::: Data shown
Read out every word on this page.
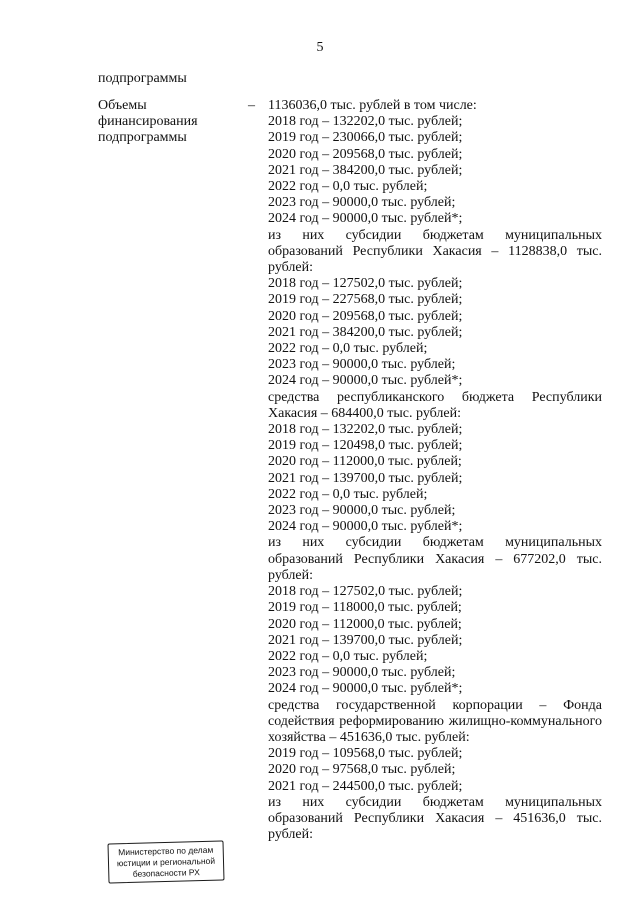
5
подпрограммы
Объемы
финансирования
подпрограммы
– 1136036,0 тыс. рублей в том числе:
2018 год – 132202,0 тыс. рублей;
2019 год – 230066,0 тыс. рублей;
2020 год – 209568,0 тыс. рублей;
2021 год – 384200,0 тыс. рублей;
2022 год – 0,0 тыс. рублей;
2023 год – 90000,0 тыс. рублей;
2024 год – 90000,0 тыс. рублей*;
из них субсидии бюджетам муниципальных
образований Республики Хакасия – 1128838,0 тыс.
рублей:
2018 год – 127502,0 тыс. рублей;
2019 год – 227568,0 тыс. рублей;
2020 год – 209568,0 тыс. рублей;
2021 год – 384200,0 тыс. рублей;
2022 год – 0,0 тыс. рублей;
2023 год – 90000,0 тыс. рублей;
2024 год – 90000,0 тыс. рублей*;
средства республиканского бюджета Республики
Хакасия – 684400,0 тыс. рублей:
2018 год – 132202,0 тыс. рублей;
2019 год – 120498,0 тыс. рублей;
2020 год – 112000,0 тыс. рублей;
2021 год – 139700,0 тыс. рублей;
2022 год – 0,0 тыс. рублей;
2023 год – 90000,0 тыс. рублей;
2024 год – 90000,0 тыс. рублей*;
из них субсидии бюджетам муниципальных
образований Республики Хакасия – 677202,0 тыс.
рублей:
2018 год – 127502,0 тыс. рублей;
2019 год – 118000,0 тыс. рублей;
2020 год – 112000,0 тыс. рублей;
2021 год – 139700,0 тыс. рублей;
2022 год – 0,0 тыс. рублей;
2023 год – 90000,0 тыс. рублей;
2024 год – 90000,0 тыс. рублей*;
средства государственной корпорации – Фонда
содействия реформированию жилищно-коммунального
хозяйства – 451636,0 тыс. рублей:
2019 год – 109568,0 тыс. рублей;
2020 год – 97568,0 тыс. рублей;
2021 год – 244500,0 тыс. рублей;
из них субсидии бюджетам муниципальных
образований Республики Хакасия – 451636,0 тыс.
рублей:
Министерство по делам
юстиции и региональной
безопасности РХ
::::::
• _Your task_: Look through the material and copy each line that has "образований".

• _Result_:
образований Республики Хакасия – 1128838,0 тыс.
образований Республики Хакасия – 677202,0 тыс.
образований Республики Хакасия – 451636,0 тыс.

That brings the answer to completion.